--- Begin THE INPUT ---
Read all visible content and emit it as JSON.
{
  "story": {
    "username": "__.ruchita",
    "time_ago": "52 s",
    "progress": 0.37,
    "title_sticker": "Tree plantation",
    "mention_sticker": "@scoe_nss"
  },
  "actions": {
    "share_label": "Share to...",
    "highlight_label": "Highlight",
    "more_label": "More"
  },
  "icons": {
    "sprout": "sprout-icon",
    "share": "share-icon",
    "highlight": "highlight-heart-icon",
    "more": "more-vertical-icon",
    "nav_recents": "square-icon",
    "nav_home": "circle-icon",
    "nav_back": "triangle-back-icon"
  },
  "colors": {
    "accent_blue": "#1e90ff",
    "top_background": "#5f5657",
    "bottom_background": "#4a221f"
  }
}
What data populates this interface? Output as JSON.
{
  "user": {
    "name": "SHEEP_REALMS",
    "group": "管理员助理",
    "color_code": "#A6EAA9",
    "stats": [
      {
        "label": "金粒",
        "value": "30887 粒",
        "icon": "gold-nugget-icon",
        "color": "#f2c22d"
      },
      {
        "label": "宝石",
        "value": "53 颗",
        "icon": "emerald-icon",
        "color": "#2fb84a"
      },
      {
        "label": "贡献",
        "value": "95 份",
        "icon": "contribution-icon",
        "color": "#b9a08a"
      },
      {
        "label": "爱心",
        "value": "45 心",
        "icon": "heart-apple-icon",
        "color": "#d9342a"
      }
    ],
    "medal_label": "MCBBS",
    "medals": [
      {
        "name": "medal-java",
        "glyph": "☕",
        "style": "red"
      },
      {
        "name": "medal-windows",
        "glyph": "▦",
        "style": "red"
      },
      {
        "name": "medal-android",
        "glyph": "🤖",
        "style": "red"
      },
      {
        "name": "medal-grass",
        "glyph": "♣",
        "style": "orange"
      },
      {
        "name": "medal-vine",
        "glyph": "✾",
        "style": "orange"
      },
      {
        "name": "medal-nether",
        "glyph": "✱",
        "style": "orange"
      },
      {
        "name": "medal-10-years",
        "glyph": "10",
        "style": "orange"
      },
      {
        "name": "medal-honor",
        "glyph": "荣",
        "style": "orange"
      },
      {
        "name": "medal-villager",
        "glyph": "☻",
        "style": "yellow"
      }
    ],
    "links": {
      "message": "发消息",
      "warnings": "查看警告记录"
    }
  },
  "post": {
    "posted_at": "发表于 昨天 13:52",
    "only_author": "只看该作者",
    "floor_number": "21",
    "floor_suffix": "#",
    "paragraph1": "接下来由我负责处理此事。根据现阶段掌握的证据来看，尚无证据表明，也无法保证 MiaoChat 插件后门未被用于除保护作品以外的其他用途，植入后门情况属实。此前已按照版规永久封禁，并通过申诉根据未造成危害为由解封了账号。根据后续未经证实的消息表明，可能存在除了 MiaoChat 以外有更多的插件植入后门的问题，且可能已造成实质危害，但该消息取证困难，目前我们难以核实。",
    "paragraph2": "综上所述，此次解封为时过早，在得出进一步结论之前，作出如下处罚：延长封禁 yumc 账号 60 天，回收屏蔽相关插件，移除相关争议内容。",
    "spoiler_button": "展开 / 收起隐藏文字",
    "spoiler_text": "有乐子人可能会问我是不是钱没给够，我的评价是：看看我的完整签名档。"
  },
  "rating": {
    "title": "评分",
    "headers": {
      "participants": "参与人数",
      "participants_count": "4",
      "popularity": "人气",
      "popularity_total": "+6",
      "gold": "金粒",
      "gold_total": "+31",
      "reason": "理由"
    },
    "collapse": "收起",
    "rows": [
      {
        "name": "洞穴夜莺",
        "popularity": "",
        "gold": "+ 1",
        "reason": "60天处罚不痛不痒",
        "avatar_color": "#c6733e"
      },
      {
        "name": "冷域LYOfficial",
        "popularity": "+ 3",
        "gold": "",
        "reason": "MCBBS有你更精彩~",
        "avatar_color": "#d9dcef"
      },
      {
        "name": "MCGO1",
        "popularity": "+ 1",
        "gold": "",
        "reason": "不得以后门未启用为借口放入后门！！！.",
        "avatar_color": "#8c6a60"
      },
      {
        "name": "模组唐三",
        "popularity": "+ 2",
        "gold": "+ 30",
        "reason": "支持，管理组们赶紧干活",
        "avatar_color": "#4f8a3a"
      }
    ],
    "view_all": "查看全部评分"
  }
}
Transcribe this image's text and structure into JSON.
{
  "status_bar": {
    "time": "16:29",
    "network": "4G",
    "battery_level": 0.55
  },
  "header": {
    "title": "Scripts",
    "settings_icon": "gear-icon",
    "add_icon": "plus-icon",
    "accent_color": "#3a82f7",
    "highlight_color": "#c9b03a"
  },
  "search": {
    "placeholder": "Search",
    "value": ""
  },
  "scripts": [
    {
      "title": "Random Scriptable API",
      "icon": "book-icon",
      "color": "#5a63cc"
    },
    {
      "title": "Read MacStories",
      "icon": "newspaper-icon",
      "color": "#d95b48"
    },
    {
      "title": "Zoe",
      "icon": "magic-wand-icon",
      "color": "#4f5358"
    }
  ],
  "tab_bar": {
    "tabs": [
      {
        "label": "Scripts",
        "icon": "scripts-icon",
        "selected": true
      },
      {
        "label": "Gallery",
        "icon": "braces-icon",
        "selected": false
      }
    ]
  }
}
--- End THE INPUT ---
__WHAT NEEDS TO BE DONE__:
Read the entries above, then pull out the lines that include "heart".

__EXERCISE RESULT__:
    "highlight": "highlight-heart-icon",
        "icon": "heart-apple-icon",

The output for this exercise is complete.